[Request] Without the pictures, print each of the records below exactly as it appears.

[Dataset entries]
━━━━━━━━━━
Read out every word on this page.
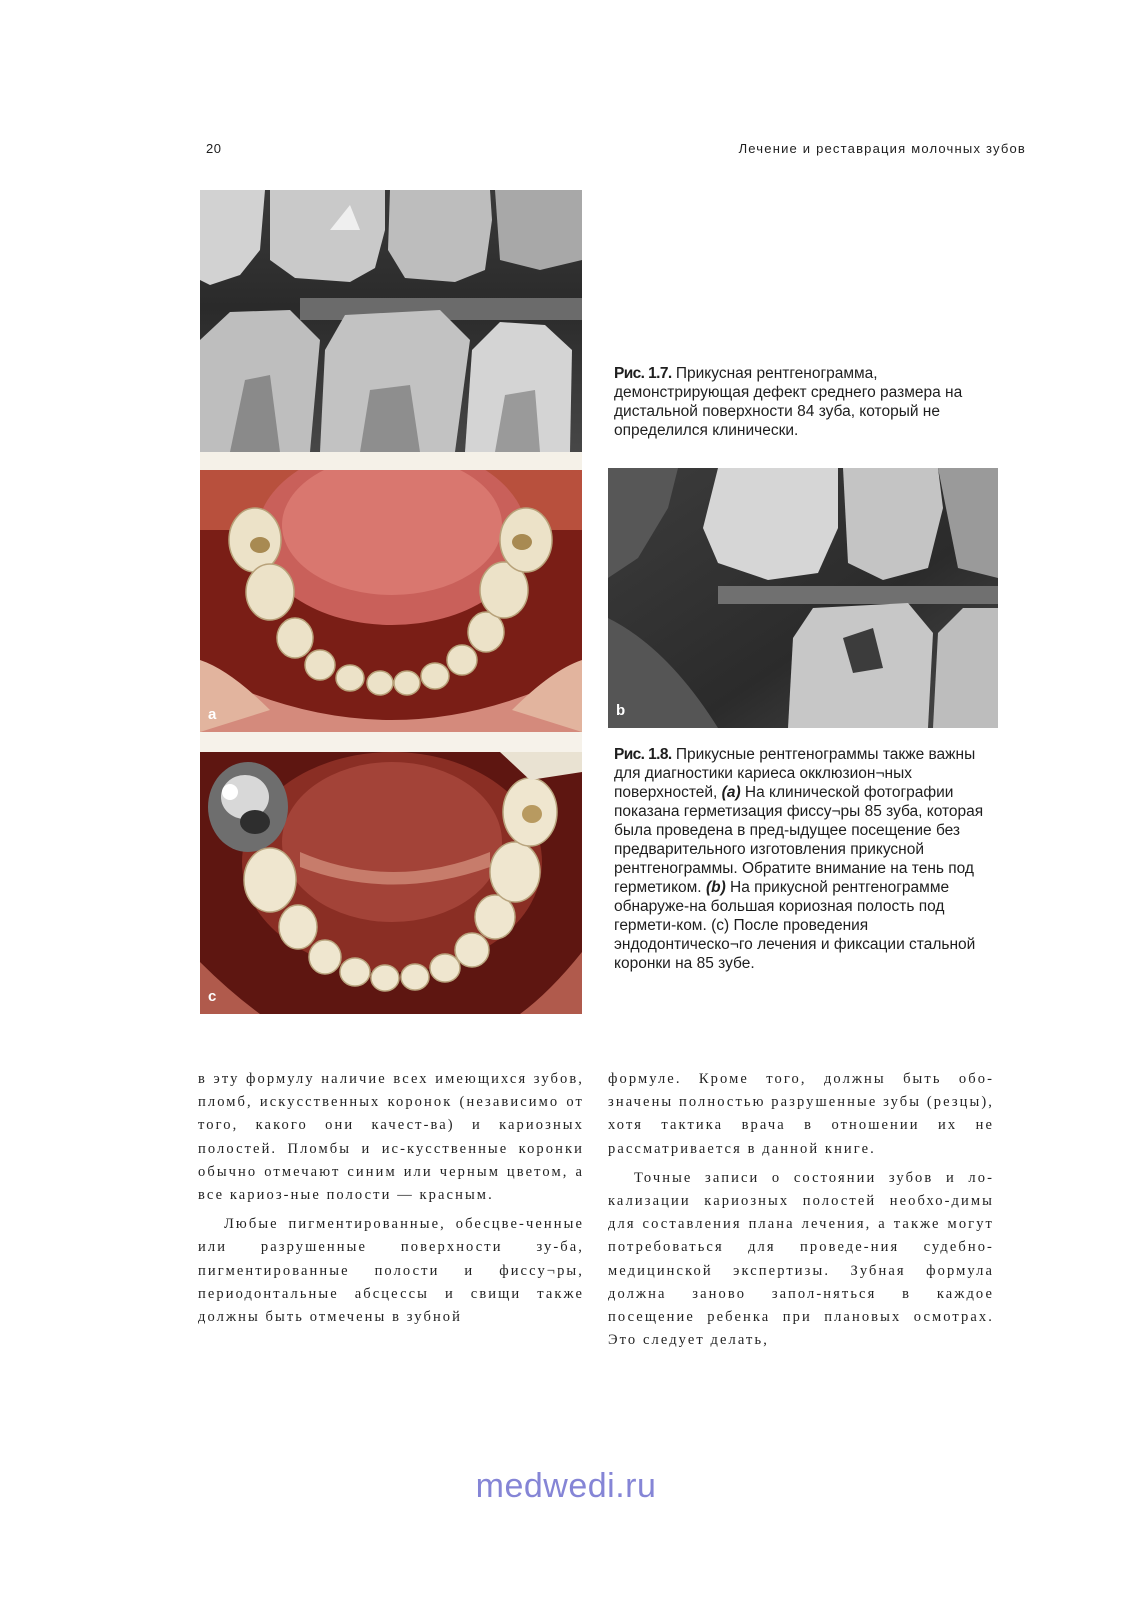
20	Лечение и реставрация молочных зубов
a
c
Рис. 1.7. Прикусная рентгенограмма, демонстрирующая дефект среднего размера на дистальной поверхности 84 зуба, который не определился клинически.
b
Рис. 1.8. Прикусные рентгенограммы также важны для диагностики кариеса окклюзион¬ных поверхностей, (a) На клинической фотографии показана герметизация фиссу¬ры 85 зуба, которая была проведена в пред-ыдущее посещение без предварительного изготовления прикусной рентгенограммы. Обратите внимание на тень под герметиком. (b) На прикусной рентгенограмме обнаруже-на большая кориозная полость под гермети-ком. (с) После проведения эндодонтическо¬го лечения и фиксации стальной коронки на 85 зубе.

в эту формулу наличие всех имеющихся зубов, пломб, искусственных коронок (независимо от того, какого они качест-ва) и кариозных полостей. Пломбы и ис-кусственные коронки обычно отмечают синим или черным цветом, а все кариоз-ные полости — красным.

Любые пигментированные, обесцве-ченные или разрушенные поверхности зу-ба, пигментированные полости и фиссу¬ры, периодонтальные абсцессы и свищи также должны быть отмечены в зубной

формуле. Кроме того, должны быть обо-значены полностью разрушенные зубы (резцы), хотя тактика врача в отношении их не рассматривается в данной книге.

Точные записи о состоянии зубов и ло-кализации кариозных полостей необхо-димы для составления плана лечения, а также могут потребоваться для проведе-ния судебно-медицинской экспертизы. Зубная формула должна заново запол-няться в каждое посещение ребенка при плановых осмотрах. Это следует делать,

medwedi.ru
━━━━━━━━━━
[Response to the exercise]
Read out every word on this page.
20	Лечение и реставрация молочных зубов
a
c
Рис. 1.7. Прикусная рентгенограмма, демонстрирующая дефект среднего размера на дистальной поверхности 84 зуба, который не определился клинически.
b
Рис. 1.8. Прикусные рентгенограммы также важны для диагностики кариеса окклюзион¬ных поверхностей, (a) На клинической фотографии показана герметизация фиссу¬ры 85 зуба, которая была проведена в пред-ыдущее посещение без предварительного изготовления прикусной рентгенограммы. Обратите внимание на тень под герметиком. (b) На прикусной рентгенограмме обнаруже-на большая кориозная полость под гермети-ком. (с) После проведения эндодонтическо¬го лечения и фиксации стальной коронки на 85 зубе.

в эту формулу наличие всех имеющихся зубов, пломб, искусственных коронок (независимо от того, какого они качест-ва) и кариозных полостей. Пломбы и ис-кусственные коронки обычно отмечают синим или черным цветом, а все кариоз-ные полости — красным.

Любые пигментированные, обесцве-ченные или разрушенные поверхности зу-ба, пигментированные полости и фиссу¬ры, периодонтальные абсцессы и свищи также должны быть отмечены в зубной

формуле. Кроме того, должны быть обо-значены полностью разрушенные зубы (резцы), хотя тактика врача в отношении их не рассматривается в данной книге.

Точные записи о состоянии зубов и ло-кализации кариозных полостей необхо-димы для составления плана лечения, а также могут потребоваться для проведе-ния судебно-медицинской экспертизы. Зубная формула должна заново запол-няться в каждое посещение ребенка при плановых осмотрах. Это следует делать,

medwedi.ru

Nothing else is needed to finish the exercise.